-- Job --
Will you give the material below again, every line exactly as it is?
====
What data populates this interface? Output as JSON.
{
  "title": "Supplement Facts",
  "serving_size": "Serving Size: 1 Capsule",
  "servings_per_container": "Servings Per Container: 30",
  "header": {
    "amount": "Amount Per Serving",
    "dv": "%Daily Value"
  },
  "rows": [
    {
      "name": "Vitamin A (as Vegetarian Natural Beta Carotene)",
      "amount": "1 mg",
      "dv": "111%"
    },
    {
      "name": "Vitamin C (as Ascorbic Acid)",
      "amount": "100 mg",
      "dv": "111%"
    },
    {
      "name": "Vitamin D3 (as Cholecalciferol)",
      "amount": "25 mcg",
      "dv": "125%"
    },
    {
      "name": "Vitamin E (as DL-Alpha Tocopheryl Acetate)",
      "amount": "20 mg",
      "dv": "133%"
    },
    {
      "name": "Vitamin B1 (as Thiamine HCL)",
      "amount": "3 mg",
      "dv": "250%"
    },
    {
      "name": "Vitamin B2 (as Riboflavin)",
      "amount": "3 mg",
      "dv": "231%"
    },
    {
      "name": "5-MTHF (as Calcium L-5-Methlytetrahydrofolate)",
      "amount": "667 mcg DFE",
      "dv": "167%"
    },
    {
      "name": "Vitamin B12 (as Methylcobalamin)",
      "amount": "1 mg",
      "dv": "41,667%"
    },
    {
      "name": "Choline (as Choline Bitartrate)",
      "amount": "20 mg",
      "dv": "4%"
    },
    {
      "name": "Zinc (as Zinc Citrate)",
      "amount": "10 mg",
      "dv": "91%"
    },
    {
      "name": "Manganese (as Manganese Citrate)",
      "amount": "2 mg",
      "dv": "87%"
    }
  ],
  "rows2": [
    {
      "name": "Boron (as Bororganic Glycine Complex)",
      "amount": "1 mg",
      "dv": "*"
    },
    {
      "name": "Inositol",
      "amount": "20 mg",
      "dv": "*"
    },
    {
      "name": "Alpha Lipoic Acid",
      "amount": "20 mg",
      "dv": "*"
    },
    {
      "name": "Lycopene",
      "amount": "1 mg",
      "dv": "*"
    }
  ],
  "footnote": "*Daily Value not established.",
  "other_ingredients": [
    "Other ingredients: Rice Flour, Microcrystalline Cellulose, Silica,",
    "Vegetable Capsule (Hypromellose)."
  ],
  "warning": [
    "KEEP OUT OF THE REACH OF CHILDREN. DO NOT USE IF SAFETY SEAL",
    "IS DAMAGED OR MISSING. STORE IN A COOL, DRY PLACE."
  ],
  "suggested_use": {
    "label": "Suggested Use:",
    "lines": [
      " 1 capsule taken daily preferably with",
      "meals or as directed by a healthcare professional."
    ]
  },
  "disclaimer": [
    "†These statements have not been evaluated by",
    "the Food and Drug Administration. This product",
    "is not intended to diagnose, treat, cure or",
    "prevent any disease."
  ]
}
====
-- Expected output --
What data populates this interface? Output as JSON.
{
  "title": "Supplement Facts",
  "serving_size": "Serving Size: 1 Capsule",
  "servings_per_container": "Servings Per Container: 30",
  "header": {
    "amount": "Amount Per Serving",
    "dv": "%Daily Value"
  },
  "rows": [
    {
      "name": "Vitamin A (as Vegetarian Natural Beta Carotene)",
      "amount": "1 mg",
      "dv": "111%"
    },
    {
      "name": "Vitamin C (as Ascorbic Acid)",
      "amount": "100 mg",
      "dv": "111%"
    },
    {
      "name": "Vitamin D3 (as Cholecalciferol)",
      "amount": "25 mcg",
      "dv": "125%"
    },
    {
      "name": "Vitamin E (as DL-Alpha Tocopheryl Acetate)",
      "amount": "20 mg",
      "dv": "133%"
    },
    {
      "name": "Vitamin B1 (as Thiamine HCL)",
      "amount": "3 mg",
      "dv": "250%"
    },
    {
      "name": "Vitamin B2 (as Riboflavin)",
      "amount": "3 mg",
      "dv": "231%"
    },
    {
      "name": "5-MTHF (as Calcium L-5-Methlytetrahydrofolate)",
      "amount": "667 mcg DFE",
      "dv": "167%"
    },
    {
      "name": "Vitamin B12 (as Methylcobalamin)",
      "amount": "1 mg",
      "dv": "41,667%"
    },
    {
      "name": "Choline (as Choline Bitartrate)",
      "amount": "20 mg",
      "dv": "4%"
    },
    {
      "name": "Zinc (as Zinc Citrate)",
      "amount": "10 mg",
      "dv": "91%"
    },
    {
      "name": "Manganese (as Manganese Citrate)",
      "amount": "2 mg",
      "dv": "87%"
    }
  ],
  "rows2": [
    {
      "name": "Boron (as Bororganic Glycine Complex)",
      "amount": "1 mg",
      "dv": "*"
    },
    {
      "name": "Inositol",
      "amount": "20 mg",
      "dv": "*"
    },
    {
      "name": "Alpha Lipoic Acid",
      "amount": "20 mg",
      "dv": "*"
    },
    {
      "name": "Lycopene",
      "amount": "1 mg",
      "dv": "*"
    }
  ],
  "footnote": "*Daily Value not established.",
  "other_ingredients": [
    "Other ingredients: Rice Flour, Microcrystalline Cellulose, Silica,",
    "Vegetable Capsule (Hypromellose)."
  ],
  "warning": [
    "KEEP OUT OF THE REACH OF CHILDREN. DO NOT USE IF SAFETY SEAL",
    "IS DAMAGED OR MISSING. STORE IN A COOL, DRY PLACE."
  ],
  "suggested_use": {
    "label": "Suggested Use:",
    "lines": [
      " 1 capsule taken daily preferably with",
      "meals or as directed by a healthcare professional."
    ]
  },
  "disclaimer": [
    "†These statements have not been evaluated by",
    "the Food and Drug Administration. This product",
    "is not intended to diagnose, treat, cure or",
    "prevent any disease."
  ]
}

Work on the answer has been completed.